--- Begin Extracted records ---

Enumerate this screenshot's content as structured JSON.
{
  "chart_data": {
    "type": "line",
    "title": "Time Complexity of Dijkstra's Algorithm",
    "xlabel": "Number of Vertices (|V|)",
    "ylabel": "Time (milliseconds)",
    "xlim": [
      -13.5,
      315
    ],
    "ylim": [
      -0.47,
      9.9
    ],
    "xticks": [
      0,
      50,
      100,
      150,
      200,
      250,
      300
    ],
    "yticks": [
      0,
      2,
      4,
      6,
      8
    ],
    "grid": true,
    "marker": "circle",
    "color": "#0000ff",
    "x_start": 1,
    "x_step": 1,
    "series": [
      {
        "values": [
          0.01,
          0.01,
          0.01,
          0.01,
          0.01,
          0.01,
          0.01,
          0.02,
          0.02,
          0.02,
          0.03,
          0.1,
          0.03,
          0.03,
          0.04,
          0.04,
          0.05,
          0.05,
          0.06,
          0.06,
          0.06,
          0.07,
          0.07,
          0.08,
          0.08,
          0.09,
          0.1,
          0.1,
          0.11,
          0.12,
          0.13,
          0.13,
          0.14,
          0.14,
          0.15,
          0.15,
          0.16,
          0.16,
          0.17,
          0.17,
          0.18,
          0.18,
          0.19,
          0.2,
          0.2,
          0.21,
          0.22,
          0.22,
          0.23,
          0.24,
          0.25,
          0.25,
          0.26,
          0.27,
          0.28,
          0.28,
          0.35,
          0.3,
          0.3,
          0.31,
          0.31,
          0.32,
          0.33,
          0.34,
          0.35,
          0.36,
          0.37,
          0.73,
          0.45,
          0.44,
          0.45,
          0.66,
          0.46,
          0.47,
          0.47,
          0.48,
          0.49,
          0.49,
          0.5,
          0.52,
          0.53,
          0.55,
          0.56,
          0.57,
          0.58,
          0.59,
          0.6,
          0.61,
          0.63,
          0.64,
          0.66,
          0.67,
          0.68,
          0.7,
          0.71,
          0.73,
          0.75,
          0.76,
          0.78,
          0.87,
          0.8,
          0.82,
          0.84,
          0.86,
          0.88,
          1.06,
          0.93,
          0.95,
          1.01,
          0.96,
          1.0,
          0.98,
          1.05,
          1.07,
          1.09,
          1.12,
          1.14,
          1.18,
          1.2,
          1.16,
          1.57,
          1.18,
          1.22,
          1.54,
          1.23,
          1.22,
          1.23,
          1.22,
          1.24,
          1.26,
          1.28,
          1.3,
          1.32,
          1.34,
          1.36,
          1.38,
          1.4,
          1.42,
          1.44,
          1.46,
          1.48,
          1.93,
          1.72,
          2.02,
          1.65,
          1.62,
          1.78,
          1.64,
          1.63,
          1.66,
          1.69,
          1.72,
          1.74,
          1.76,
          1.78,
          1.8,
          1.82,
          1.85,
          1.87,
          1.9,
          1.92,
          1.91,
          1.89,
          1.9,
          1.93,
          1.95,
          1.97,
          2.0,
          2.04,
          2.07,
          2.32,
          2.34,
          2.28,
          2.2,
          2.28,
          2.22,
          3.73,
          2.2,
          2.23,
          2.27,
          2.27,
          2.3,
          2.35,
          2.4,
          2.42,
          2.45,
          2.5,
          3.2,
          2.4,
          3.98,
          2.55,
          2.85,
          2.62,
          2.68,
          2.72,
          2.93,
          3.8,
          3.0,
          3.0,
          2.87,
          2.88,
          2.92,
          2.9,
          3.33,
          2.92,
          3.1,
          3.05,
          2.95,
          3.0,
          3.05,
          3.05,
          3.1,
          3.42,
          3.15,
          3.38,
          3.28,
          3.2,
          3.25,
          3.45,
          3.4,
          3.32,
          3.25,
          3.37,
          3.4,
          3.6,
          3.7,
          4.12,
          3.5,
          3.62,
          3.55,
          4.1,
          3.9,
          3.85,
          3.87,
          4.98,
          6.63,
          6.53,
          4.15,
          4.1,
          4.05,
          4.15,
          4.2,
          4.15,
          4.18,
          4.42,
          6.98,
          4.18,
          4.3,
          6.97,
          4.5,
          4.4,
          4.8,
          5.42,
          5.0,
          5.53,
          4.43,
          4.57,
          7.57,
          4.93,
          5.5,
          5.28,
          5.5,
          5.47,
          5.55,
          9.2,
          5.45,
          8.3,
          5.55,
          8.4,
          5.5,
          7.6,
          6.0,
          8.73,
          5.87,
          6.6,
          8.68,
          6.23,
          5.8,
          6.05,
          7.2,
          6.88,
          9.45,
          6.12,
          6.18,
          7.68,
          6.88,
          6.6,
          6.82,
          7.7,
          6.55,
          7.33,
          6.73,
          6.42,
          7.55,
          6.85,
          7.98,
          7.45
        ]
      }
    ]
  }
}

--- End Extracted records ---

To do
Each line of the listing should be copied exactly.

Response for this exercise
Enumerate this screenshot's content as structured JSON.
{
  "chart_data": {
    "type": "line",
    "title": "Time Complexity of Dijkstra's Algorithm",
    "xlabel": "Number of Vertices (|V|)",
    "ylabel": "Time (milliseconds)",
    "xlim": [
      -13.5,
      315
    ],
    "ylim": [
      -0.47,
      9.9
    ],
    "xticks": [
      0,
      50,
      100,
      150,
      200,
      250,
      300
    ],
    "yticks": [
      0,
      2,
      4,
      6,
      8
    ],
    "grid": true,
    "marker": "circle",
    "color": "#0000ff",
    "x_start": 1,
    "x_step": 1,
    "series": [
      {
        "values": [
          0.01,
          0.01,
          0.01,
          0.01,
          0.01,
          0.01,
          0.01,
          0.02,
          0.02,
          0.02,
          0.03,
          0.1,
          0.03,
          0.03,
          0.04,
          0.04,
          0.05,
          0.05,
          0.06,
          0.06,
          0.06,
          0.07,
          0.07,
          0.08,
          0.08,
          0.09,
          0.1,
          0.1,
          0.11,
          0.12,
          0.13,
          0.13,
          0.14,
          0.14,
          0.15,
          0.15,
          0.16,
          0.16,
          0.17,
          0.17,
          0.18,
          0.18,
          0.19,
          0.2,
          0.2,
          0.21,
          0.22,
          0.22,
          0.23,
          0.24,
          0.25,
          0.25,
          0.26,
          0.27,
          0.28,
          0.28,
          0.35,
          0.3,
          0.3,
          0.31,
          0.31,
          0.32,
          0.33,
          0.34,
          0.35,
          0.36,
          0.37,
          0.73,
          0.45,
          0.44,
          0.45,
          0.66,
          0.46,
          0.47,
          0.47,
          0.48,
          0.49,
          0.49,
          0.5,
          0.52,
          0.53,
          0.55,
          0.56,
          0.57,
          0.58,
          0.59,
          0.6,
          0.61,
          0.63,
          0.64,
          0.66,
          0.67,
          0.68,
          0.7,
          0.71,
          0.73,
          0.75,
          0.76,
          0.78,
          0.87,
          0.8,
          0.82,
          0.84,
          0.86,
          0.88,
          1.06,
          0.93,
          0.95,
          1.01,
          0.96,
          1.0,
          0.98,
          1.05,
          1.07,
          1.09,
          1.12,
          1.14,
          1.18,
          1.2,
          1.16,
          1.57,
          1.18,
          1.22,
          1.54,
          1.23,
          1.22,
          1.23,
          1.22,
          1.24,
          1.26,
          1.28,
          1.3,
          1.32,
          1.34,
          1.36,
          1.38,
          1.4,
          1.42,
          1.44,
          1.46,
          1.48,
          1.93,
          1.72,
          2.02,
          1.65,
          1.62,
          1.78,
          1.64,
          1.63,
          1.66,
          1.69,
          1.72,
          1.74,
          1.76,
          1.78,
          1.8,
          1.82,
          1.85,
          1.87,
          1.9,
          1.92,
          1.91,
          1.89,
          1.9,
          1.93,
          1.95,
          1.97,
          2.0,
          2.04,
          2.07,
          2.32,
          2.34,
          2.28,
          2.2,
          2.28,
          2.22,
          3.73,
          2.2,
          2.23,
          2.27,
          2.27,
          2.3,
          2.35,
          2.4,
          2.42,
          2.45,
          2.5,
          3.2,
          2.4,
          3.98,
          2.55,
          2.85,
          2.62,
          2.68,
          2.72,
          2.93,
          3.8,
          3.0,
          3.0,
          2.87,
          2.88,
          2.92,
          2.9,
          3.33,
          2.92,
          3.1,
          3.05,
          2.95,
          3.0,
          3.05,
          3.05,
          3.1,
          3.42,
          3.15,
          3.38,
          3.28,
          3.2,
          3.25,
          3.45,
          3.4,
          3.32,
          3.25,
          3.37,
          3.4,
          3.6,
          3.7,
          4.12,
          3.5,
          3.62,
          3.55,
          4.1,
          3.9,
          3.85,
          3.87,
          4.98,
          6.63,
          6.53,
          4.15,
          4.1,
          4.05,
          4.15,
          4.2,
          4.15,
          4.18,
          4.42,
          6.98,
          4.18,
          4.3,
          6.97,
          4.5,
          4.4,
          4.8,
          5.42,
          5.0,
          5.53,
          4.43,
          4.57,
          7.57,
          4.93,
          5.5,
          5.28,
          5.5,
          5.47,
          5.55,
          9.2,
          5.45,
          8.3,
          5.55,
          8.4,
          5.5,
          7.6,
          6.0,
          8.73,
          5.87,
          6.6,
          8.68,
          6.23,
          5.8,
          6.05,
          7.2,
          6.88,
          9.45,
          6.12,
          6.18,
          7.68,
          6.88,
          6.6,
          6.82,
          7.7,
          6.55,
          7.33,
          6.73,
          6.42,
          7.55,
          6.85,
          7.98,
          7.45
        ]
      }
    ]
  }
}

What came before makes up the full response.